** Source text follows **

By Syndication Washington Post, Bloomberg · Catarina Saraiva, Steve Matthews, Matthew Boesler

Federal Reserve officials played down the economic impact of recent stock-market volatility in the latest sign the U.S. central bank is not close to scaling back its massive bond purchases.

“We should be monitoring to make sure that volatility doesn’t spill over into other parts of the financial market but at this point this is not one of those kinds of situations,” Cleveland Fed President Loretta Mester told CNBC in an interview Thursday when asked about wild swings in the price of GameStop Corp.

The remarks follow others from U.S. central bankers playing down the economic implications of the frenzy in the stock of the video-game retailer and other firms that’s pitted retail investors against Wall Street professionals — prompting Treasury Secretary Janet Yellen to summon top regulators to review recent events.

The Fed left interest rates unchanged near zero last week and repeated its pledge to keep buying bonds at a $120 billion monthly pace until it’s made “substantial further progress” toward its goals. Chair Jerome Powell said it’s premature to discuss tapering asset purchases with the labor market far from full employment and the economy moderating.

“We are still in the middle of a crisis, so it’s too early to initiate that discussion,” St. Louis Fed President James Bullard told reporters Wednesday. He said he would “look for leadership from the chair as to when we would want to initiate a discussion about that.”

** End of Source text **

# Problems and tasks
1) From the article on Fed officials and stock-market swings, copy the passage that begins at the words "The remarks follow" and stops after "review recent events.".
2) Answer these from the article on Fed officials and stock-market swings:
(a) At what monthly pace did the Fed pledge to keep buying bonds?
(b) Who summoned top regulators to review recent events?
(c) Which outlet interviewed Loretta Mester on Thursday?
3) Extend the article on Fed officials and stock-market swings by writing the next part, starting right after its last sentence.

** Given data follows **

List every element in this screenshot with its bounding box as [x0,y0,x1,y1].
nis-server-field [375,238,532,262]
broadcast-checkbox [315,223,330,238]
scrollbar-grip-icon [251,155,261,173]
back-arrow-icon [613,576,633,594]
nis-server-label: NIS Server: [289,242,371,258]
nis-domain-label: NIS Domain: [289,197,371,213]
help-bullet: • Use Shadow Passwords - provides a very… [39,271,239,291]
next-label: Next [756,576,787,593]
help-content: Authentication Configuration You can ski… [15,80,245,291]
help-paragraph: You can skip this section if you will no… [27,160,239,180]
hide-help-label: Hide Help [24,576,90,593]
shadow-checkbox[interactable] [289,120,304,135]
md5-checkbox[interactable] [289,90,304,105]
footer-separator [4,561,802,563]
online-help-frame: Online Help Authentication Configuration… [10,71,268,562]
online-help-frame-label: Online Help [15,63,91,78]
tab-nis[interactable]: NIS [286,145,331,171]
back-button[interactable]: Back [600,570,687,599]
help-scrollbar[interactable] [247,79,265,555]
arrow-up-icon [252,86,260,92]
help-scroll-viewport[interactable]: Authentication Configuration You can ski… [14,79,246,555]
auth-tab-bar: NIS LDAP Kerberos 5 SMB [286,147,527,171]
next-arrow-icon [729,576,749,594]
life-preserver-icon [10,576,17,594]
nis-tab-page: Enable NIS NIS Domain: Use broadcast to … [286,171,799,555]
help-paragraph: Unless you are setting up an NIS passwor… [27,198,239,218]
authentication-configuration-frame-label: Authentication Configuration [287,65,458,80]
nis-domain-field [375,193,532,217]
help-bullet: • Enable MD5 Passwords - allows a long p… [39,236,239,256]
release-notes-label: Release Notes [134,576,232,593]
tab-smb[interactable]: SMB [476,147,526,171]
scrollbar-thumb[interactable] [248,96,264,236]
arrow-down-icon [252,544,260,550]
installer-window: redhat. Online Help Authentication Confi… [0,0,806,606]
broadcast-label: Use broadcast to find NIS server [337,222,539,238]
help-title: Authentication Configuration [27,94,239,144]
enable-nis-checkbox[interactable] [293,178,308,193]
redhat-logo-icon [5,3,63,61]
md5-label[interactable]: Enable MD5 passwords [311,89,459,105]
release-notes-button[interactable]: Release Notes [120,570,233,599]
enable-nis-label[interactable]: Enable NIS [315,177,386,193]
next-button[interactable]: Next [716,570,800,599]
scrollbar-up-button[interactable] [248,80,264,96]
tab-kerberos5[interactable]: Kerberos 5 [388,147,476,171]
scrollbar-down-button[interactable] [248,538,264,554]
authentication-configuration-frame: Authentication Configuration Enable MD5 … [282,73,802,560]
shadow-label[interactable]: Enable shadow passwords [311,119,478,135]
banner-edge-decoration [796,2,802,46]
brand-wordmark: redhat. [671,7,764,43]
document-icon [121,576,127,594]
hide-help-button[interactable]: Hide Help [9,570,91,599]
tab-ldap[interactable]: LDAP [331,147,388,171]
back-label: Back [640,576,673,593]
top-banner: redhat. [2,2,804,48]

** End of Given data **

# Responses to the exercise
1)
The remarks follow others from U.S. central bankers playing down the economic implications of the frenzy in the stock of the video-game retailer and other firms that’s pitted retail investors against Wall Street professionals — prompting Treasury Secretary Janet Yellen to summon top regulators to review recent events.

2)
(a) $120 billion a month
(b) Treasury Secretary Janet Yellen
(c) CNBC

3)
Mester, who also spoke on Wednesday, and Chicago’s Charles Evans additionally indicated that they were comfortable with the current setting of monetary policy.

Mester said it was in a “good spot.” Evans saw the Fed “staying the course for a while” and dismissed market swings, telling reporters “at the moment, I don’t see that as a link to macroeconomic borrowing costs for businesses or households.”

Some critics claim the Fed’s ultra-easy monetary policy has helped buoy financial markets by flooding them with cheap money.

Yellen told ABC television’s “Good Morning America” earlier on Thursday that “we really need to make sure that our financial markets are functioning properly, efficiently and that investors are protected.” The meeting, being held later in the day, would discuss if recent events “warrant further action,” she said.

The meeting will gather the Securities and Exchange Commission, the Commodity Futures Trading Commission, the Federal Reserve Board and the Federal Reserve Bank of New York. The other 11 regional Fed presidents will not take take part.

Bullard said financial-stability concerns have eased since last spring, when the pandemic took hold in the U.S., and the stock market’s recovery reflects investors’ more positive view of the outlook for companies. Trading of GameStop would be an issue to be considered by securities regulators, not the Fed, and monetary policy would not be affected, he said.

“I’m not really seeing that right now,” he told reporters when asked about increased risks. “Fed policy has been appropriate given the crisis that we are in. I think it has helped to stabilize the economy and put the economy on a recovery path since May of 2020, and that recovery looks poised to continue, possibly very strongly.”

Employment losses from the pandemic have been concentrated in temporary furloughs, and these workers may be called back faster than those who permanently lost jobs, Bullard said. A recall of those on temporary layoffs would bring the unemployment rate down to as low as 4.8% from it’s December reading of 6.7%, he said.

Bullard told reporters the unemployment rate could drop to about 4.5% by the fourth quarter. Evans separately said said it could fall to around 5% — or maybe a little less — by year-end.

Data released on Thursday showed applications for U.S. state unemployment benefits fell last week to the lowest level since the end of November, a sign that job cuts are starting to slow as covid-19 infections ebb.